PROBLEM » Please write out the complete listing that follows, exactly as it reads.

[Figure record listings]
--- START ---

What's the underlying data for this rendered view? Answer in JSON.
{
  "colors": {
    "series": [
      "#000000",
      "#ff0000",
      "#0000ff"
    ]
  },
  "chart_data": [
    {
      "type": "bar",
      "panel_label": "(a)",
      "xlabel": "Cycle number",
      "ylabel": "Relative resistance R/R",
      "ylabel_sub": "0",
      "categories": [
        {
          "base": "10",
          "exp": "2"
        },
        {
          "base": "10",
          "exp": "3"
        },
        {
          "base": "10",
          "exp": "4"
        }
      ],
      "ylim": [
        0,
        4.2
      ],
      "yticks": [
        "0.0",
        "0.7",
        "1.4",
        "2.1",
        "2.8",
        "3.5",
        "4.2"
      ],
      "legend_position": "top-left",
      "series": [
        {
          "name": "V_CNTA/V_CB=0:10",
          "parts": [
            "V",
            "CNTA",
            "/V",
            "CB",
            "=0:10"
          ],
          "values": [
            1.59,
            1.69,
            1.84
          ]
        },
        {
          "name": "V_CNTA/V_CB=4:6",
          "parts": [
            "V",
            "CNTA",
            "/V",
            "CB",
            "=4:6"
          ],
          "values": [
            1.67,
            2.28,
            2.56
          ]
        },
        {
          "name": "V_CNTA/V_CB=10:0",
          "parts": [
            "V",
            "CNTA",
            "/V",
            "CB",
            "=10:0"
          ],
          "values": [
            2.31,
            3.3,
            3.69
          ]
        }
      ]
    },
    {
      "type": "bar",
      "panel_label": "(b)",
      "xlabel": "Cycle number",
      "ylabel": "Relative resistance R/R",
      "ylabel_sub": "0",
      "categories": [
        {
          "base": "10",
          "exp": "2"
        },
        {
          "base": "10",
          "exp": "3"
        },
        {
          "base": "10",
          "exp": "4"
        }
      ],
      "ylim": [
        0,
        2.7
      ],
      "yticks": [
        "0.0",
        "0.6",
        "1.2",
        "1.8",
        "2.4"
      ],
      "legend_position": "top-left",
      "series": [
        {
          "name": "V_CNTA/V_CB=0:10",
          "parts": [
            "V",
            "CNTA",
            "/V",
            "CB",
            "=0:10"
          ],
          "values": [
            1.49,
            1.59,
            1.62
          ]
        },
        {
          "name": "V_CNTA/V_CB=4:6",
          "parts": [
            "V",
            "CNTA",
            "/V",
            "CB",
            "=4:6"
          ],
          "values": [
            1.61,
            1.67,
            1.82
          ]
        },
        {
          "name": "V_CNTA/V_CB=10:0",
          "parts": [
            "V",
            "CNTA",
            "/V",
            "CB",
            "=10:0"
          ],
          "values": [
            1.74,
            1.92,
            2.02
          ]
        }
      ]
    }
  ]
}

--- END ---

ANSWER TO THIS EXERCISE »
What's the underlying data for this rendered view? Answer in JSON.
{
  "colors": {
    "series": [
      "#000000",
      "#ff0000",
      "#0000ff"
    ]
  },
  "chart_data": [
    {
      "type": "bar",
      "panel_label": "(a)",
      "xlabel": "Cycle number",
      "ylabel": "Relative resistance R/R",
      "ylabel_sub": "0",
      "categories": [
        {
          "base": "10",
          "exp": "2"
        },
        {
          "base": "10",
          "exp": "3"
        },
        {
          "base": "10",
          "exp": "4"
        }
      ],
      "ylim": [
        0,
        4.2
      ],
      "yticks": [
        "0.0",
        "0.7",
        "1.4",
        "2.1",
        "2.8",
        "3.5",
        "4.2"
      ],
      "legend_position": "top-left",
      "series": [
        {
          "name": "V_CNTA/V_CB=0:10",
          "parts": [
            "V",
            "CNTA",
            "/V",
            "CB",
            "=0:10"
          ],
          "values": [
            1.59,
            1.69,
            1.84
          ]
        },
        {
          "name": "V_CNTA/V_CB=4:6",
          "parts": [
            "V",
            "CNTA",
            "/V",
            "CB",
            "=4:6"
          ],
          "values": [
            1.67,
            2.28,
            2.56
          ]
        },
        {
          "name": "V_CNTA/V_CB=10:0",
          "parts": [
            "V",
            "CNTA",
            "/V",
            "CB",
            "=10:0"
          ],
          "values": [
            2.31,
            3.3,
            3.69
          ]
        }
      ]
    },
    {
      "type": "bar",
      "panel_label": "(b)",
      "xlabel": "Cycle number",
      "ylabel": "Relative resistance R/R",
      "ylabel_sub": "0",
      "categories": [
        {
          "base": "10",
          "exp": "2"
        },
        {
          "base": "10",
          "exp": "3"
        },
        {
          "base": "10",
          "exp": "4"
        }
      ],
      "ylim": [
        0,
        2.7
      ],
      "yticks": [
        "0.0",
        "0.6",
        "1.2",
        "1.8",
        "2.4"
      ],
      "legend_position": "top-left",
      "series": [
        {
          "name": "V_CNTA/V_CB=0:10",
          "parts": [
            "V",
            "CNTA",
            "/V",
            "CB",
            "=0:10"
          ],
          "values": [
            1.49,
            1.59,
            1.62
          ]
        },
        {
          "name": "V_CNTA/V_CB=4:6",
          "parts": [
            "V",
            "CNTA",
            "/V",
            "CB",
            "=4:6"
          ],
          "values": [
            1.61,
            1.67,
            1.82
          ]
        },
        {
          "name": "V_CNTA/V_CB=10:0",
          "parts": [
            "V",
            "CNTA",
            "/V",
            "CB",
            "=10:0"
          ],
          "values": [
            1.74,
            1.92,
            2.02
          ]
        }
      ]
    }
  ]
}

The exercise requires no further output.